[Your objective]: Spot each line that carries the word "Relation"; copy those lines.

[Records to process]:

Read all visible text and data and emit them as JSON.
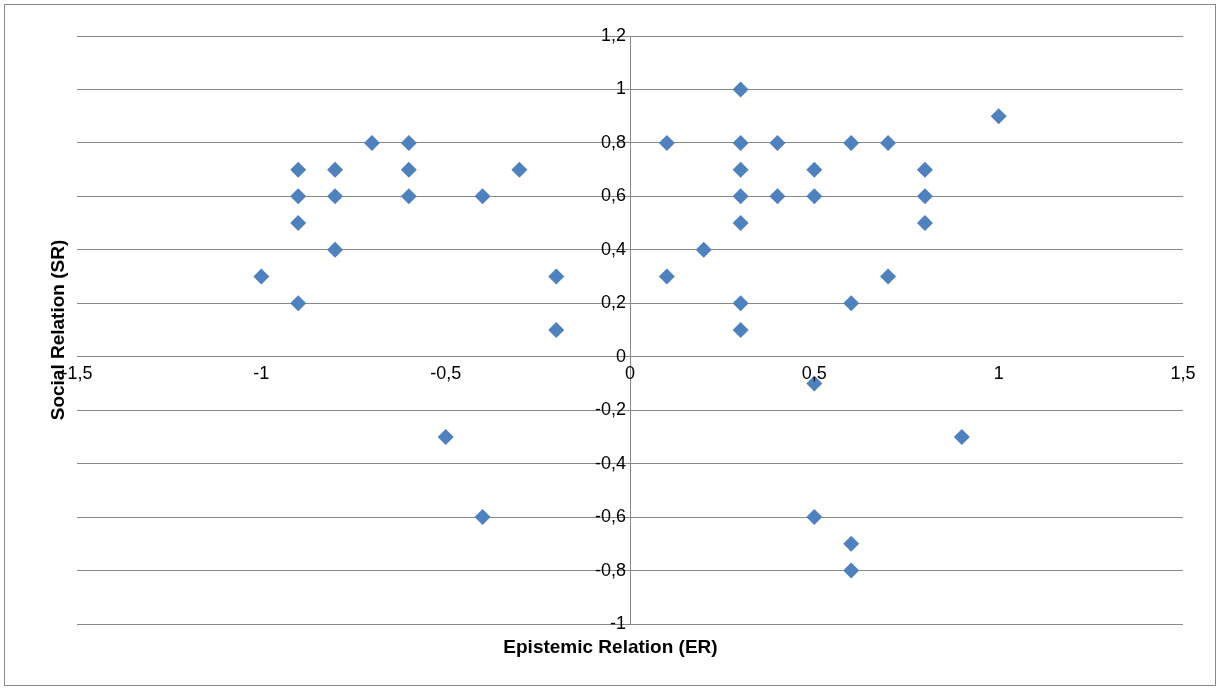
{
  "chart_data": {
    "type": "scatter",
    "xlabel": "Epistemic Relation (ER)",
    "ylabel": "Social Relation (SR)",
    "xlim": [
      -1.5,
      1.5
    ],
    "ylim": [
      -1,
      1.2
    ],
    "xticks": [
      {
        "value": -1.5,
        "label": "-1,5"
      },
      -1,
      {
        "value": -0.5,
        "label": "-0,5"
      },
      0,
      {
        "value": 0.5,
        "label": "0,5"
      },
      1,
      {
        "value": 1.5,
        "label": "1,5"
      }
    ],
    "yticks": [
      -1,
      {
        "value": -0.8,
        "label": "-0,8"
      },
      {
        "value": -0.6,
        "label": "-0,6"
      },
      {
        "value": -0.4,
        "label": "-0,4"
      },
      {
        "value": -0.2,
        "label": "-0,2"
      },
      0,
      {
        "value": 0.2,
        "label": "0,2"
      },
      {
        "value": 0.4,
        "label": "0,4"
      },
      {
        "value": 0.6,
        "label": "0,6"
      },
      {
        "value": 0.8,
        "label": "0,8"
      },
      1,
      {
        "value": 1.2,
        "label": "1,2"
      }
    ],
    "grid": "y",
    "marker": "diamond",
    "legend": false,
    "series": [
      {
        "color": "#4f81bd",
        "x": [
          -1,
          -0.9,
          -0.9,
          -0.9,
          -0.9,
          -0.8,
          -0.8,
          -0.8,
          -0.7,
          -0.6,
          -0.6,
          -0.6,
          -0.4,
          -0.3,
          -0.2,
          -0.2,
          -0.5,
          -0.4,
          0.1,
          0.1,
          0.2,
          0.3,
          0.3,
          0.3,
          0.3,
          0.3,
          0.3,
          0.3,
          0.4,
          0.4,
          0.5,
          0.5,
          0.5,
          0.5,
          0.6,
          0.6,
          0.6,
          0.6,
          0.7,
          0.7,
          0.8,
          0.8,
          0.8,
          0.9,
          1
        ],
        "values": [
          0.3,
          0.7,
          0.6,
          0.5,
          0.2,
          0.7,
          0.6,
          0.4,
          0.8,
          0.8,
          0.7,
          0.6,
          0.6,
          0.7,
          0.3,
          0.1,
          -0.3,
          -0.6,
          0.8,
          0.3,
          0.4,
          1,
          0.8,
          0.7,
          0.6,
          0.5,
          0.2,
          0.1,
          0.8,
          0.6,
          0.7,
          0.6,
          -0.1,
          -0.6,
          0.8,
          0.2,
          -0.7,
          -0.8,
          0.8,
          0.3,
          0.7,
          0.6,
          0.5,
          -0.3,
          0.9
        ]
      }
    ]
  }
}
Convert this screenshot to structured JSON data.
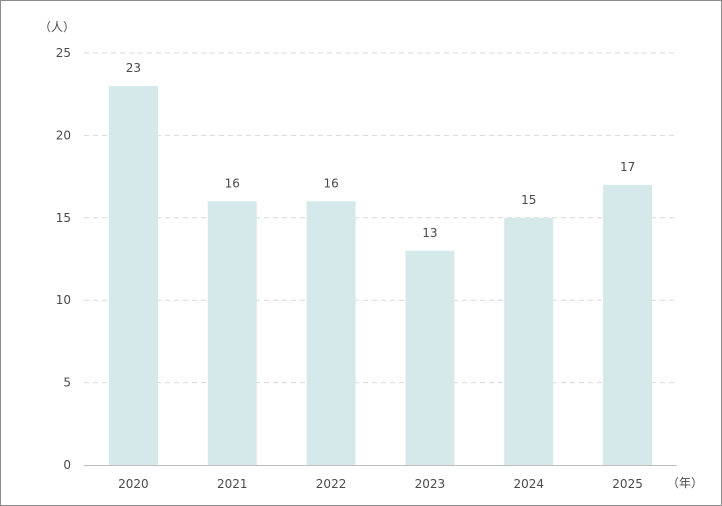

[Solved exercise]:
    "xlabel": "Epistemic Relation (ER)",
    "ylabel": "Social Relation (SR)",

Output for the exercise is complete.